--- INPUT MATERIAL ---

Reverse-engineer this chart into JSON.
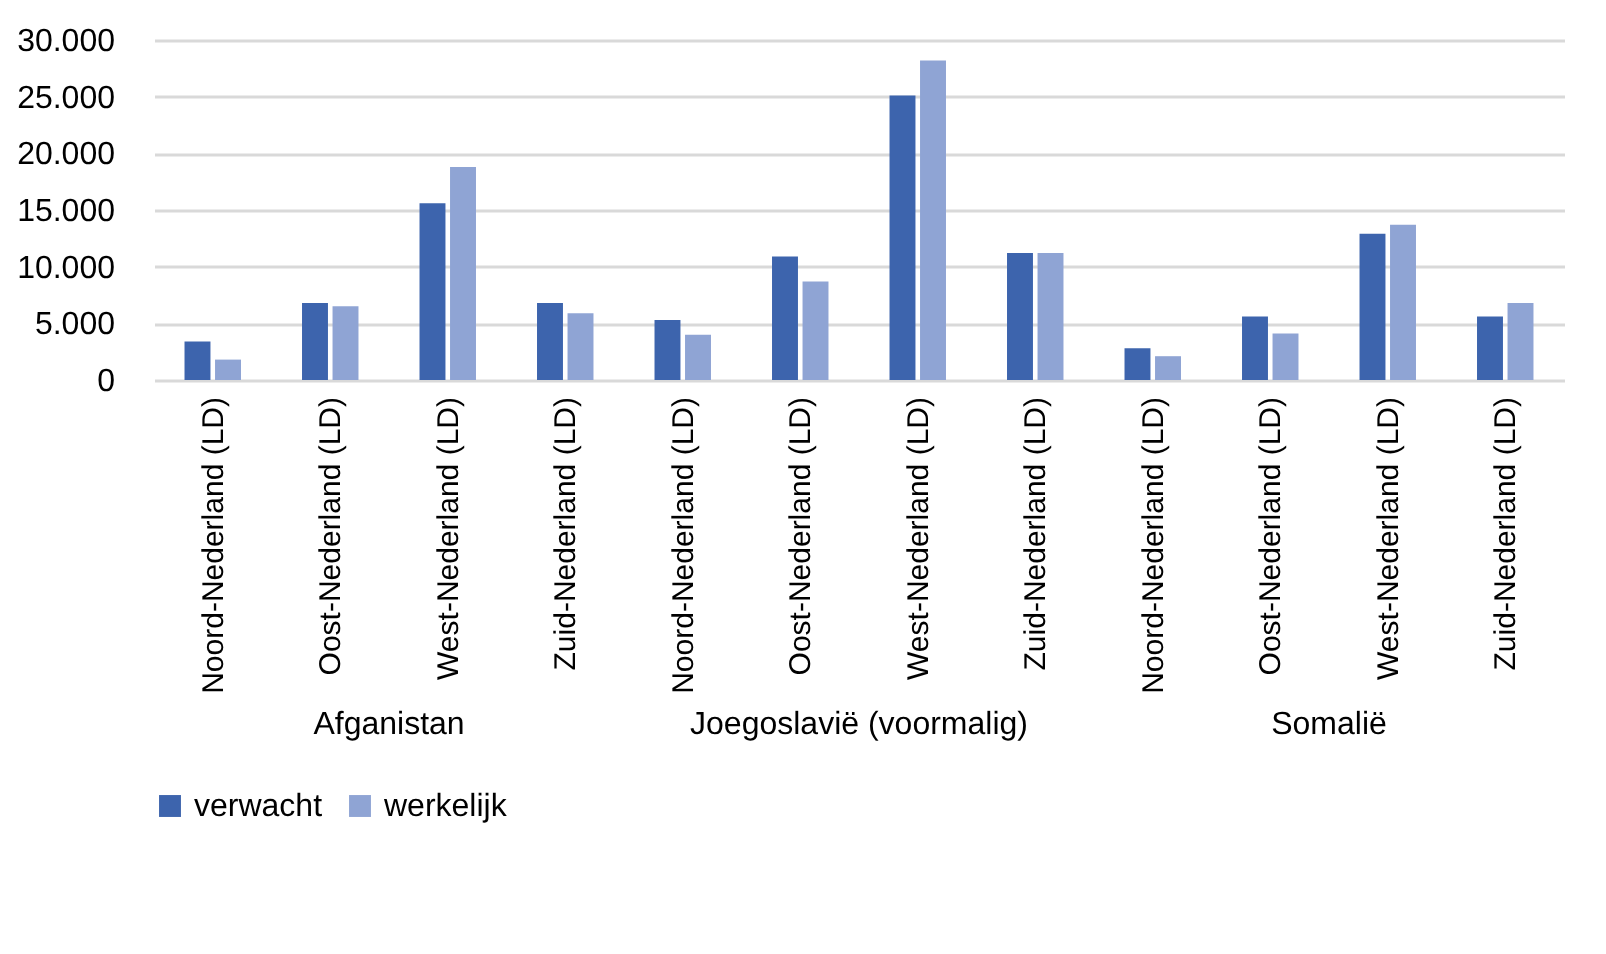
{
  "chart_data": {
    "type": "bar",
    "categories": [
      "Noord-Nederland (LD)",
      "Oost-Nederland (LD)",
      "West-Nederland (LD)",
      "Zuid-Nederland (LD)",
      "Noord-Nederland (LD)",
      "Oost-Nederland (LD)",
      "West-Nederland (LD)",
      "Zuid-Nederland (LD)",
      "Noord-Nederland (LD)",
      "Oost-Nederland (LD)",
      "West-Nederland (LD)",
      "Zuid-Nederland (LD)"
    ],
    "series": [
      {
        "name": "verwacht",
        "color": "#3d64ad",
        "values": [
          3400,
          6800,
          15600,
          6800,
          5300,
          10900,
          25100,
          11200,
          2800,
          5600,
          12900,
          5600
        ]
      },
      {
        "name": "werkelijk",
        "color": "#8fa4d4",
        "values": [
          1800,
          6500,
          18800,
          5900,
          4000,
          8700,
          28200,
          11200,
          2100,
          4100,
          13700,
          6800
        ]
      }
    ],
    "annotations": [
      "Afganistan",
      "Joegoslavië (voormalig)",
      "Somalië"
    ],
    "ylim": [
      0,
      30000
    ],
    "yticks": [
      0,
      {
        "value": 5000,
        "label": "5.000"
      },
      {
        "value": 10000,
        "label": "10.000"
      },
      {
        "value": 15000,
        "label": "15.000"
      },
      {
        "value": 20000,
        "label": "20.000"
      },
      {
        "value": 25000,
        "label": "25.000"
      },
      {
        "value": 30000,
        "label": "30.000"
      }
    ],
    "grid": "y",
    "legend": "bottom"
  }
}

---

# TASK GOAL
Please write out all of the material above without changing a word, and omit any pictures.

# SOLUTION TO THE EXERCISE
Reverse-engineer this chart into JSON.
{
  "chart_data": {
    "type": "bar",
    "categories": [
      "Noord-Nederland (LD)",
      "Oost-Nederland (LD)",
      "West-Nederland (LD)",
      "Zuid-Nederland (LD)",
      "Noord-Nederland (LD)",
      "Oost-Nederland (LD)",
      "West-Nederland (LD)",
      "Zuid-Nederland (LD)",
      "Noord-Nederland (LD)",
      "Oost-Nederland (LD)",
      "West-Nederland (LD)",
      "Zuid-Nederland (LD)"
    ],
    "series": [
      {
        "name": "verwacht",
        "color": "#3d64ad",
        "values": [
          3400,
          6800,
          15600,
          6800,
          5300,
          10900,
          25100,
          11200,
          2800,
          5600,
          12900,
          5600
        ]
      },
      {
        "name": "werkelijk",
        "color": "#8fa4d4",
        "values": [
          1800,
          6500,
          18800,
          5900,
          4000,
          8700,
          28200,
          11200,
          2100,
          4100,
          13700,
          6800
        ]
      }
    ],
    "annotations": [
      "Afganistan",
      "Joegoslavië (voormalig)",
      "Somalië"
    ],
    "ylim": [
      0,
      30000
    ],
    "yticks": [
      0,
      {
        "value": 5000,
        "label": "5.000"
      },
      {
        "value": 10000,
        "label": "10.000"
      },
      {
        "value": 15000,
        "label": "15.000"
      },
      {
        "value": 20000,
        "label": "20.000"
      },
      {
        "value": 25000,
        "label": "25.000"
      },
      {
        "value": 30000,
        "label": "30.000"
      }
    ],
    "grid": "y",
    "legend": "bottom"
  }
}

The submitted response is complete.